WHAT YOU ARE ASKED TO DO:
Change every "WAVELENGTH" to "LAMBDA" in the records, starting with the first line and going on through the line containing "contour-label: 1 [631, 337, 638, 351]", and give only those lines back with nothing else altered.

DATA PROVIDED:
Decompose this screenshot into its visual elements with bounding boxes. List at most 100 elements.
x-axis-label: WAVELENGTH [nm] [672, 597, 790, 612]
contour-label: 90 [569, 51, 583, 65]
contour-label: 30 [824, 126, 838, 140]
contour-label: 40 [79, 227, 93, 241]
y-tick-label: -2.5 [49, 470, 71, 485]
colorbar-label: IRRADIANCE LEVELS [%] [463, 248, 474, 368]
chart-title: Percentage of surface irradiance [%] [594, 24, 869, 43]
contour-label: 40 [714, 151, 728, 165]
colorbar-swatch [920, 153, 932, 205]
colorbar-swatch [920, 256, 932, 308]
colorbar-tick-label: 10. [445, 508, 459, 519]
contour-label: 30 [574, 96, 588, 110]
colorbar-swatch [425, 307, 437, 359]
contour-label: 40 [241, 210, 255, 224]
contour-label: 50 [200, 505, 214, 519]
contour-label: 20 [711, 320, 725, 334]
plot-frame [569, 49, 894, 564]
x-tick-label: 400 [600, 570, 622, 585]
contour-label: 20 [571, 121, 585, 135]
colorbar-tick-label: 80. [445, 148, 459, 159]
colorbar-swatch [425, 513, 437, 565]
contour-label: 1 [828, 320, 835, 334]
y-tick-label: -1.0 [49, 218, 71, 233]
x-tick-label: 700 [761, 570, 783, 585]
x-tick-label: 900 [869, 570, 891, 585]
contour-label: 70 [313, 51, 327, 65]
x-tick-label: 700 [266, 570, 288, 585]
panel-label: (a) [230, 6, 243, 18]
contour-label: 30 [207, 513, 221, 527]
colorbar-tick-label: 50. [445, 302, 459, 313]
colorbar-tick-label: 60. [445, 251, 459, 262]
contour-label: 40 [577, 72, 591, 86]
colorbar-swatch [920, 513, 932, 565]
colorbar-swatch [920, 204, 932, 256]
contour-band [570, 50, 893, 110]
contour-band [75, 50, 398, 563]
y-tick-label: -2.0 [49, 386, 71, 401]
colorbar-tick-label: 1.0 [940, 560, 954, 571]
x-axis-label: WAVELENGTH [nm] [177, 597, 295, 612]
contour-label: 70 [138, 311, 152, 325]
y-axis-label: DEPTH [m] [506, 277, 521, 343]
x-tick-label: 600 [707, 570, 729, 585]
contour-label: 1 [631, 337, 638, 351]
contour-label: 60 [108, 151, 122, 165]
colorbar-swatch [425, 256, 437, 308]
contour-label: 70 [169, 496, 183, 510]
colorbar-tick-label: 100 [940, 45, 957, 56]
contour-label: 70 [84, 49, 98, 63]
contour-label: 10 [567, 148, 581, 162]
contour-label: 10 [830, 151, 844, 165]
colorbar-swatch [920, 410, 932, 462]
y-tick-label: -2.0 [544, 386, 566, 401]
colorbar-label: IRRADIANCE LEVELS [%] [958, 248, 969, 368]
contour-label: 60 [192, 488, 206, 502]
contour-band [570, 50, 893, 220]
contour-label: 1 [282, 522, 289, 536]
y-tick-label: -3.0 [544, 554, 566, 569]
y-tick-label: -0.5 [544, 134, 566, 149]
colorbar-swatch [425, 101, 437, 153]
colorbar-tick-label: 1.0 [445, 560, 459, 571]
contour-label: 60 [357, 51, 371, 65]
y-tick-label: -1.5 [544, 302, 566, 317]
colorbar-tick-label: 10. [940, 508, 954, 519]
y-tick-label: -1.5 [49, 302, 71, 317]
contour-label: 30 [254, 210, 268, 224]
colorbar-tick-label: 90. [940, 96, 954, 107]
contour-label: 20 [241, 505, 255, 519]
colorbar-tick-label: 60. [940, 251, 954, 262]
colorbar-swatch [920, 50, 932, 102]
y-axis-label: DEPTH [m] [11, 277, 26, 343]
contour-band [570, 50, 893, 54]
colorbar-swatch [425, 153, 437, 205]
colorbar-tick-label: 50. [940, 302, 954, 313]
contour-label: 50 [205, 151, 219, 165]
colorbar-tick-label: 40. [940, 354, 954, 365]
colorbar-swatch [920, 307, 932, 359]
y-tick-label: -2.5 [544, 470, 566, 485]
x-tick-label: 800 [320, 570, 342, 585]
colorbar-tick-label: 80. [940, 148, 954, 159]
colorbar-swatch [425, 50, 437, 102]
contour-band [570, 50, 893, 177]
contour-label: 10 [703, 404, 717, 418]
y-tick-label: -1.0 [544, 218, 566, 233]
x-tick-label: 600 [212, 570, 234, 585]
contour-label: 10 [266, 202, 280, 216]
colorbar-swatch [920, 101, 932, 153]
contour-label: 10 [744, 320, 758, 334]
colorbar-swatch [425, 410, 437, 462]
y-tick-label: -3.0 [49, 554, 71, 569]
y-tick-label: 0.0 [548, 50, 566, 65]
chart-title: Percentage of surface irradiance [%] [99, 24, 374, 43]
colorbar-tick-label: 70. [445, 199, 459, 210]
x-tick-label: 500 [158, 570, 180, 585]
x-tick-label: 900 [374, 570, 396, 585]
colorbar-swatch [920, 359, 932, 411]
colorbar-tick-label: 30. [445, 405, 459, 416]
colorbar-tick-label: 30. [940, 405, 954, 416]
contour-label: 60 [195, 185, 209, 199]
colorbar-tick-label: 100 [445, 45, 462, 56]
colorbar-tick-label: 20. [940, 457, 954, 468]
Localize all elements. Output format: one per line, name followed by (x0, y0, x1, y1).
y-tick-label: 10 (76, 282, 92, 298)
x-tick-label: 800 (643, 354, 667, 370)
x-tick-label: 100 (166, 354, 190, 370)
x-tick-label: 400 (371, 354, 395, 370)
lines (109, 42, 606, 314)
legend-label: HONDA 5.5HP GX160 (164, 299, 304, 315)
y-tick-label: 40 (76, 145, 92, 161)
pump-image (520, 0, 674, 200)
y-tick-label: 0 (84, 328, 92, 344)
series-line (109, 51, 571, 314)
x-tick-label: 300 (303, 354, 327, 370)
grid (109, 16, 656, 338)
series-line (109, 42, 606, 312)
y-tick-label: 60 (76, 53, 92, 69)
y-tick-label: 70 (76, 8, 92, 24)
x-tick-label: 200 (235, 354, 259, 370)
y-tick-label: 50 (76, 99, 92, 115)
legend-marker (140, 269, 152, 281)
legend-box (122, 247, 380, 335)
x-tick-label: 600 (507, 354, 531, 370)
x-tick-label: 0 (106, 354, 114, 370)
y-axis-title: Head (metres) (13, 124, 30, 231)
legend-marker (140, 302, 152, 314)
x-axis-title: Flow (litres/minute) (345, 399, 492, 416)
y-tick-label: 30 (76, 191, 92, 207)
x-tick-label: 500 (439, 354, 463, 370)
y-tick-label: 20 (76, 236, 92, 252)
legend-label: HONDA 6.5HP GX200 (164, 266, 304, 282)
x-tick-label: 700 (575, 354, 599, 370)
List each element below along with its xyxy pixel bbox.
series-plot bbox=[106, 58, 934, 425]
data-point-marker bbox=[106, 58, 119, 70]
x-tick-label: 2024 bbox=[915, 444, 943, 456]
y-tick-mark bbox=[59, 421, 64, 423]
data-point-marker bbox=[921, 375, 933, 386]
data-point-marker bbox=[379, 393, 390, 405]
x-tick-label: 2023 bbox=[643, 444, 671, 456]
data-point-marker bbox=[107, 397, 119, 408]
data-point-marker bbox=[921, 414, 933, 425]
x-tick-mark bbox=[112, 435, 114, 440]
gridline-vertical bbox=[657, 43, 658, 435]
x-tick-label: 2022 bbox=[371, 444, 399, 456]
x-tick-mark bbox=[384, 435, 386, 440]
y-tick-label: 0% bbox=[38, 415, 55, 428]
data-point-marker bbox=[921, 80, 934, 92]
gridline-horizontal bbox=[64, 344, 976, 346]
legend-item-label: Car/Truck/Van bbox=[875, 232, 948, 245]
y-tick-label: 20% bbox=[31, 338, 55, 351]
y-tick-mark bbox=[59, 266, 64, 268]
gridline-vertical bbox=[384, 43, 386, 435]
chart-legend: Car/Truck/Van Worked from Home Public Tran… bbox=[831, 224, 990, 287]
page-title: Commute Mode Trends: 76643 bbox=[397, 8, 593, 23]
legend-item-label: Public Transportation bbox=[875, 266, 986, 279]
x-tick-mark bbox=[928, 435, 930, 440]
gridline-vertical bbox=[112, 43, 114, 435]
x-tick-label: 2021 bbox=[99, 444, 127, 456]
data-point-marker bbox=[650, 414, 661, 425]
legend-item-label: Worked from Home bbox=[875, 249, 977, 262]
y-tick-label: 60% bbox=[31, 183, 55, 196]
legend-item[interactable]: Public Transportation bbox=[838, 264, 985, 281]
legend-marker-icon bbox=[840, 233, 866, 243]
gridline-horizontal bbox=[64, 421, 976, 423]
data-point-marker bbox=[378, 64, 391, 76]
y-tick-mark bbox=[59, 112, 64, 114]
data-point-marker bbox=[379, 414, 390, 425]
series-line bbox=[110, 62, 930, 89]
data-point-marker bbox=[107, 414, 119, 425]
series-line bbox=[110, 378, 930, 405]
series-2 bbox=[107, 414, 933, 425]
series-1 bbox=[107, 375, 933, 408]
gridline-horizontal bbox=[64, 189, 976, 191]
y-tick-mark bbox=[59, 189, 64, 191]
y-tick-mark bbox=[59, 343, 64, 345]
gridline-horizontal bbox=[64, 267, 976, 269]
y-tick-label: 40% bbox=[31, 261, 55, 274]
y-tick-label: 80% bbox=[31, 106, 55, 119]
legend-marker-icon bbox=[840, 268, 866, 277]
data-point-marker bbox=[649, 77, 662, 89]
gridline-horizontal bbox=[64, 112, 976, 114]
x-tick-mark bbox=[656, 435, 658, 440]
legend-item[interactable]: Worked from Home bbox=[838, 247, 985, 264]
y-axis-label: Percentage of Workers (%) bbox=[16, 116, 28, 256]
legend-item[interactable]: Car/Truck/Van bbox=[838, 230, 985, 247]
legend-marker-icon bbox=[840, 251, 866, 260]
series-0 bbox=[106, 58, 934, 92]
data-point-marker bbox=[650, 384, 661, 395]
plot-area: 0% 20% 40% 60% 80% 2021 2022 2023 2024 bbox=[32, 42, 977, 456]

WRITTEN SOLUTION:
Decompose this screenshot into its visual elements with bounding boxes. List at most 100 elements.
x-axis-label: LAMBDA [nm] [672, 597, 790, 612]
contour-label: 90 [569, 51, 583, 65]
contour-label: 30 [824, 126, 838, 140]
contour-label: 40 [79, 227, 93, 241]
y-tick-label: -2.5 [49, 470, 71, 485]
colorbar-label: IRRADIANCE LEVELS [%] [463, 248, 474, 368]
chart-title: Percentage of surface irradiance [%] [594, 24, 869, 43]
contour-label: 40 [714, 151, 728, 165]
colorbar-swatch [920, 153, 932, 205]
colorbar-swatch [920, 256, 932, 308]
colorbar-tick-label: 10. [445, 508, 459, 519]
contour-label: 30 [574, 96, 588, 110]
colorbar-swatch [425, 307, 437, 359]
contour-label: 40 [241, 210, 255, 224]
contour-label: 50 [200, 505, 214, 519]
contour-label: 20 [711, 320, 725, 334]
plot-frame [569, 49, 894, 564]
x-tick-label: 400 [600, 570, 622, 585]
contour-label: 20 [571, 121, 585, 135]
colorbar-tick-label: 80. [445, 148, 459, 159]
colorbar-swatch [425, 513, 437, 565]
contour-label: 1 [828, 320, 835, 334]
y-tick-label: -1.0 [49, 218, 71, 233]
x-tick-label: 700 [761, 570, 783, 585]
x-tick-label: 900 [869, 570, 891, 585]
contour-label: 70 [313, 51, 327, 65]
x-tick-label: 700 [266, 570, 288, 585]
panel-label: (a) [230, 6, 243, 18]
contour-label: 30 [207, 513, 221, 527]
colorbar-tick-label: 50. [445, 302, 459, 313]
colorbar-tick-label: 60. [445, 251, 459, 262]
contour-label: 40 [577, 72, 591, 86]
colorbar-swatch [920, 513, 932, 565]
colorbar-swatch [920, 204, 932, 256]
contour-band [570, 50, 893, 110]
contour-band [75, 50, 398, 563]
y-tick-label: -2.0 [49, 386, 71, 401]
colorbar-tick-label: 1.0 [940, 560, 954, 571]
x-axis-label: LAMBDA [nm] [177, 597, 295, 612]
contour-label: 70 [138, 311, 152, 325]
y-axis-label: DEPTH [m] [506, 277, 521, 343]
x-tick-label: 600 [707, 570, 729, 585]
contour-label: 1 [631, 337, 638, 351]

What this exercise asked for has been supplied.